» Records shown:
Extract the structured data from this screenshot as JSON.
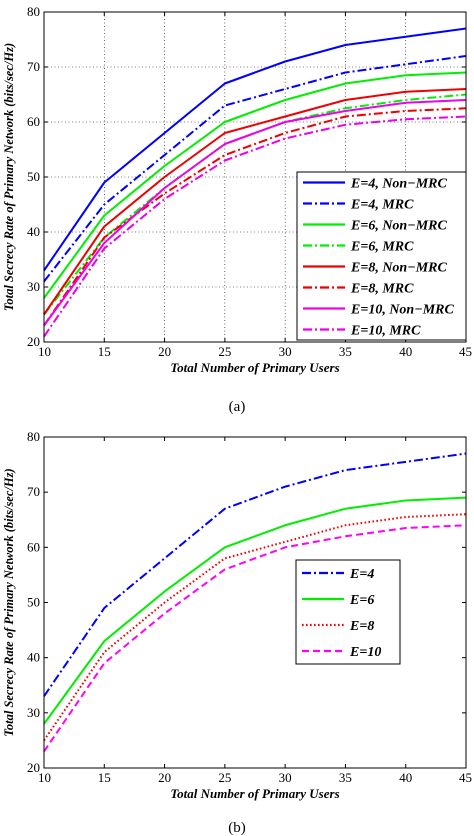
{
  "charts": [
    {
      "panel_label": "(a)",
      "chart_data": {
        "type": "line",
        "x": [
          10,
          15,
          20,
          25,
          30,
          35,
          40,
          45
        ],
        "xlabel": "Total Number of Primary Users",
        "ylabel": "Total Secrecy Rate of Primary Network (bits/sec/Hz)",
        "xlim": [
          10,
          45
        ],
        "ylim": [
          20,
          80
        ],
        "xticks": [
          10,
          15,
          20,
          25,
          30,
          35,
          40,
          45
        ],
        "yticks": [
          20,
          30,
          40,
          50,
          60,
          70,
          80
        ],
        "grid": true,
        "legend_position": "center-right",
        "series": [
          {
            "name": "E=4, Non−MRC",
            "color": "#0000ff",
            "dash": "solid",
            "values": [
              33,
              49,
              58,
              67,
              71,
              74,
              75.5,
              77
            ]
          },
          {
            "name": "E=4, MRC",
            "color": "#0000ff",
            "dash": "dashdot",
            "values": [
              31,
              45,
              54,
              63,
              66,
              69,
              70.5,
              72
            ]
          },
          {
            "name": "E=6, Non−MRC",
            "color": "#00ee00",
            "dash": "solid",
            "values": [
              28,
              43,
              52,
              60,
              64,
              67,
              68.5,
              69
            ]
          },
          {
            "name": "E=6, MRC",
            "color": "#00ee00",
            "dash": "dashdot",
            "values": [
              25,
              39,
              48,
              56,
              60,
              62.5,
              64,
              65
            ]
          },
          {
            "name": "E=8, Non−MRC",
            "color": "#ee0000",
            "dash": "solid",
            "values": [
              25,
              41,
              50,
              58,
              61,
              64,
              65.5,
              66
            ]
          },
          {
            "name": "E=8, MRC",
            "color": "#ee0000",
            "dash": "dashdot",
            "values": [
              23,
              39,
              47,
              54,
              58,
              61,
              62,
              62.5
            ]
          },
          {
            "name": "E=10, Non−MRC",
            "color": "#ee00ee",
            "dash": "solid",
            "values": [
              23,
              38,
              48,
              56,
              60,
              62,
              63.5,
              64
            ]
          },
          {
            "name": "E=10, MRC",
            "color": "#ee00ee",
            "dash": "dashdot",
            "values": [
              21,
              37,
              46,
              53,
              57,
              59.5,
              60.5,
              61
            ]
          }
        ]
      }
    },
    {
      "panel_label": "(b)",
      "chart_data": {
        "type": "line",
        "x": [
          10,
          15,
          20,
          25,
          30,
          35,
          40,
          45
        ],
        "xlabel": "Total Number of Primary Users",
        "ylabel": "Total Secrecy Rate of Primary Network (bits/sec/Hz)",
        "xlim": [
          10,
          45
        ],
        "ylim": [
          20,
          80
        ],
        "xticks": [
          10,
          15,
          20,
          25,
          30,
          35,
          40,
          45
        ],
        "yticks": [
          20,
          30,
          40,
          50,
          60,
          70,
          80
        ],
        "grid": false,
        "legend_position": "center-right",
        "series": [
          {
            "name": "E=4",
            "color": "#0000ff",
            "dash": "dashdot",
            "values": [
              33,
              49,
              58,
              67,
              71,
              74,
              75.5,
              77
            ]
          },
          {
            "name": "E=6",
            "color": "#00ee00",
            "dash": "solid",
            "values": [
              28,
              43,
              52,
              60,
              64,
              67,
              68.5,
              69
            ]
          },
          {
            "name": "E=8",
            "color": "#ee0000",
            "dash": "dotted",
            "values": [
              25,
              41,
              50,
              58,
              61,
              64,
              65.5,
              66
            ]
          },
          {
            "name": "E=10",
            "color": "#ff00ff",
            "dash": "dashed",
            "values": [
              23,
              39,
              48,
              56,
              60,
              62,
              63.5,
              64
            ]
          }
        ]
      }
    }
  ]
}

» Work to do: Each entry should be repeated exactly as it appears; the pictures stay out.

» Solution:
Extract the structured data from this screenshot as JSON.
{
  "charts": [
    {
      "panel_label": "(a)",
      "chart_data": {
        "type": "line",
        "x": [
          10,
          15,
          20,
          25,
          30,
          35,
          40,
          45
        ],
        "xlabel": "Total Number of Primary Users",
        "ylabel": "Total Secrecy Rate of Primary Network (bits/sec/Hz)",
        "xlim": [
          10,
          45
        ],
        "ylim": [
          20,
          80
        ],
        "xticks": [
          10,
          15,
          20,
          25,
          30,
          35,
          40,
          45
        ],
        "yticks": [
          20,
          30,
          40,
          50,
          60,
          70,
          80
        ],
        "grid": true,
        "legend_position": "center-right",
        "series": [
          {
            "name": "E=4, Non−MRC",
            "color": "#0000ff",
            "dash": "solid",
            "values": [
              33,
              49,
              58,
              67,
              71,
              74,
              75.5,
              77
            ]
          },
          {
            "name": "E=4, MRC",
            "color": "#0000ff",
            "dash": "dashdot",
            "values": [
              31,
              45,
              54,
              63,
              66,
              69,
              70.5,
              72
            ]
          },
          {
            "name": "E=6, Non−MRC",
            "color": "#00ee00",
            "dash": "solid",
            "values": [
              28,
              43,
              52,
              60,
              64,
              67,
              68.5,
              69
            ]
          },
          {
            "name": "E=6, MRC",
            "color": "#00ee00",
            "dash": "dashdot",
            "values": [
              25,
              39,
              48,
              56,
              60,
              62.5,
              64,
              65
            ]
          },
          {
            "name": "E=8, Non−MRC",
            "color": "#ee0000",
            "dash": "solid",
            "values": [
              25,
              41,
              50,
              58,
              61,
              64,
              65.5,
              66
            ]
          },
          {
            "name": "E=8, MRC",
            "color": "#ee0000",
            "dash": "dashdot",
            "values": [
              23,
              39,
              47,
              54,
              58,
              61,
              62,
              62.5
            ]
          },
          {
            "name": "E=10, Non−MRC",
            "color": "#ee00ee",
            "dash": "solid",
            "values": [
              23,
              38,
              48,
              56,
              60,
              62,
              63.5,
              64
            ]
          },
          {
            "name": "E=10, MRC",
            "color": "#ee00ee",
            "dash": "dashdot",
            "values": [
              21,
              37,
              46,
              53,
              57,
              59.5,
              60.5,
              61
            ]
          }
        ]
      }
    },
    {
      "panel_label": "(b)",
      "chart_data": {
        "type": "line",
        "x": [
          10,
          15,
          20,
          25,
          30,
          35,
          40,
          45
        ],
        "xlabel": "Total Number of Primary Users",
        "ylabel": "Total Secrecy Rate of Primary Network (bits/sec/Hz)",
        "xlim": [
          10,
          45
        ],
        "ylim": [
          20,
          80
        ],
        "xticks": [
          10,
          15,
          20,
          25,
          30,
          35,
          40,
          45
        ],
        "yticks": [
          20,
          30,
          40,
          50,
          60,
          70,
          80
        ],
        "grid": false,
        "legend_position": "center-right",
        "series": [
          {
            "name": "E=4",
            "color": "#0000ff",
            "dash": "dashdot",
            "values": [
              33,
              49,
              58,
              67,
              71,
              74,
              75.5,
              77
            ]
          },
          {
            "name": "E=6",
            "color": "#00ee00",
            "dash": "solid",
            "values": [
              28,
              43,
              52,
              60,
              64,
              67,
              68.5,
              69
            ]
          },
          {
            "name": "E=8",
            "color": "#ee0000",
            "dash": "dotted",
            "values": [
              25,
              41,
              50,
              58,
              61,
              64,
              65.5,
              66
            ]
          },
          {
            "name": "E=10",
            "color": "#ff00ff",
            "dash": "dashed",
            "values": [
              23,
              39,
              48,
              56,
              60,
              62,
              63.5,
              64
            ]
          }
        ]
      }
    }
  ]
}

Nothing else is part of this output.